:: Document passage

It’s taken me a while to put this review of the Chainsaw up that my friend Charlie Shapiro did for me, but here’s it is now.
Lil Dawg Chainsaw Stand-alone review:
I am going to leave the stand-alone practice amp for Mark Revel’s review. He covered it all and I am in agreement with his findings.
Lil Dawg Chainsaw first device in the pedal chain:
I tested the 1 watt with the tube complement of v1: 12AX7 , v2: 12AX7, v3: 12AU7, silver pin JJ’s. I ran the 1 watt in the first position of my pedal chain with the guitar going into the 1 watt.
The sonic fingerprints was dead on for that elusive Black Faced Twin Reverb sound of Clarence White, Marty Stuart, and Jerry Garcia at their best.
Testing the 1 watt Chainsaw with the tube complement of v1: 12AX7, v2: 12AX7, v3: 12AU7, Gold pin JJ’s. I ran the 1 watt in the first position of my pedal chain with the guitar going into the 1 watt. The Gold pins created a wider creamer sound than the Silver pins with what appeared to be an earlier break-up that was fatter sounding. Starting to encroach upon British amp territory. By manipulating the Volume and single tone control, I was able to achieve a convincing Hi-watt, Orange, and Marshall type sound. I spoke to Euro Tubes and they said that Gold pins are more linear than the Silver pins in guitar amps.
Lil Dawg 1 Watt Chainsaw as last device in the pedal chain:
The most interesting position, for my ears and tastes, is placing the Lil Dawg 1 watt at the end of my pedal chain and outputted into the amplifier’s input. Volume and single knob tone controls were varied below and around 9 o’clock. The Lil Dawg 1watt in this potion, adds an amp’s ‘output section’ of distortion and tone to the chain. Further, the Lil Dawg 1 watt is very reactive to pedals and changes tone greatly depending on the pre driving pedal. All the sustain, that Mark spoke of was present.
The Lil Dawg Chainsaw creates a real sound that is totally believable and is absent in all pedal chains that I have heard or experimented with.
I had a good friend & Li’l Dawg owner ask me recently if I’d ever thought about building a 1 watt amp, and honestly I never had but the idea made me think. So I worked up a good layout for the circuit board & chassis and gave it a go. This is the basic FireFly style circuit but I added both a hi & lo gain input to it along with parallel speaker outputs & a line out. The circuit already had a switchable boost function designed into it but with the different inputs you really get a variety of gain structures to play with. The tube compliment is a pair of 12AX7 for the pre-amp, and then a 12AU7 running push-pull for the power tube which the result being a smooth overdrive that goes from clean thru over-the-top crunch and anywhere in between. I’m thinking of adding a simple tone control to the amp but that’s not a problem at all for me as I have the room. While this one was a straight chassis build I think offering it as a LunchBox would be a good idea as well. I’m ready to run with it right now but I’d like to get some feedback (pun intended) on the amp first to make sure I’m on the right track with it. So here’s some pics of the prototype build for now.

::::

**Work order A:** From the Chainsaw amp review, extract the passage starting with "Testing the 1" and going on through "in guitar amps.".
**Work order B:**
Answer these questions from the Chainsaw amp review:
(i) According to Euro Tubes, how do Gold pins compare with Silver pins in guitar amps?
(ii) With the amp at the end of the pedal chain, where were the Volume and tone controls set?
(iii) Which tube runs push-pull as the power tube?

:: Data extracts

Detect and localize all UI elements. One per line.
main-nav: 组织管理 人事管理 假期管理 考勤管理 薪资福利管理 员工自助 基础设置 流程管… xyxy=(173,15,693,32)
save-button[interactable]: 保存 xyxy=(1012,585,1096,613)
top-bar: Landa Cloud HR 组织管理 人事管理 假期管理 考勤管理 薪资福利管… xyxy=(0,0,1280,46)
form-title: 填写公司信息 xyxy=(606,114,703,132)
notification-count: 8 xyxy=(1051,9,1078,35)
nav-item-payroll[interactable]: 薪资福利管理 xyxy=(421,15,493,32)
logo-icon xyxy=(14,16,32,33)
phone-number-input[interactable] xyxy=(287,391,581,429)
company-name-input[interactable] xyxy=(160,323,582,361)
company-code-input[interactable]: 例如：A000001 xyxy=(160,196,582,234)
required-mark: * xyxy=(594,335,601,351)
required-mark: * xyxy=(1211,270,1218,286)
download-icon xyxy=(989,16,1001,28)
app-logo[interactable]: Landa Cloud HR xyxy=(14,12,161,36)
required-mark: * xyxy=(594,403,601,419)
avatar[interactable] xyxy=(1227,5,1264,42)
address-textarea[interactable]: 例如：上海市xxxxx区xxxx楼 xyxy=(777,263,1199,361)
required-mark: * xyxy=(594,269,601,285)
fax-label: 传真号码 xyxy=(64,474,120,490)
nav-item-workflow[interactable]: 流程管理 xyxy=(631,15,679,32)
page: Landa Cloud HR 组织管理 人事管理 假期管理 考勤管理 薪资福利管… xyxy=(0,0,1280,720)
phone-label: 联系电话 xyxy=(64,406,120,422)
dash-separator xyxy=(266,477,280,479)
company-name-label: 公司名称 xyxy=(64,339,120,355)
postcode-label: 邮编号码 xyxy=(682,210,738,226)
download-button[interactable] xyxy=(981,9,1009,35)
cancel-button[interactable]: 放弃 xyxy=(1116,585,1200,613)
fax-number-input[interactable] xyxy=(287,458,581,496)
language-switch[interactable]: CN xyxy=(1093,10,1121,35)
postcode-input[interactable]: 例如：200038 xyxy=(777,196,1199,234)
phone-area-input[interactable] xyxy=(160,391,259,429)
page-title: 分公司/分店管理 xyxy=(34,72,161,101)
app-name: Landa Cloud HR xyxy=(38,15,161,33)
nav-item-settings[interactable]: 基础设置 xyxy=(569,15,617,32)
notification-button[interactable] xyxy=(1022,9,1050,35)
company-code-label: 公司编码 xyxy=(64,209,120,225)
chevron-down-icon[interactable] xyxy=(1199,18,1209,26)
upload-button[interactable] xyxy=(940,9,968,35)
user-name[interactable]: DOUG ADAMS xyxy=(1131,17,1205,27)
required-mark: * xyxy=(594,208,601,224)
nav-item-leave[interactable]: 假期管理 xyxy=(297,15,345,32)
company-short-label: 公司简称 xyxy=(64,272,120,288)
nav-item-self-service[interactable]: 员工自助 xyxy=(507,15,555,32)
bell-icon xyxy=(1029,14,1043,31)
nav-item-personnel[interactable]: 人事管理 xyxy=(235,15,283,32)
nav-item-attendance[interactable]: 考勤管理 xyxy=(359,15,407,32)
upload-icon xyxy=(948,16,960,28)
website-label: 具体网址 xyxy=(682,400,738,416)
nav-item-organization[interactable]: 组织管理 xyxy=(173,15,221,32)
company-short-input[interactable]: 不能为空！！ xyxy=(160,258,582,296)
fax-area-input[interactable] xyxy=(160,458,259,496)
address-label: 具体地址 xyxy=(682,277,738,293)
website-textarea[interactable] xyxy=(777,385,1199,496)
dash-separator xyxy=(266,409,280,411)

::::

**Exercise solution A:**
Testing the 1 watt Chainsaw with the tube complement of v1: 12AX7, v2: 12AX7, v3: 12AU7, Gold pin JJ’s. I ran the 1 watt in the first position of my pedal chain with the guitar going into the 1 watt. The Gold pins created a wider creamer sound than the Silver pins with what appeared to be an earlier break-up that was fatter sounding. Starting to encroach upon British amp territory. By manipulating the Volume and single tone control, I was able to achieve a convincing Hi-watt, Orange, and Marshall type sound. I spoke to Euro Tubes and they said that Gold pins are more linear than the Silver pins in guitar amps.

**Exercise solution B:**
(i) Gold pins are more linear than Silver pins.
(ii) Below and around 9 o'clock.
(iii) A 12AU7.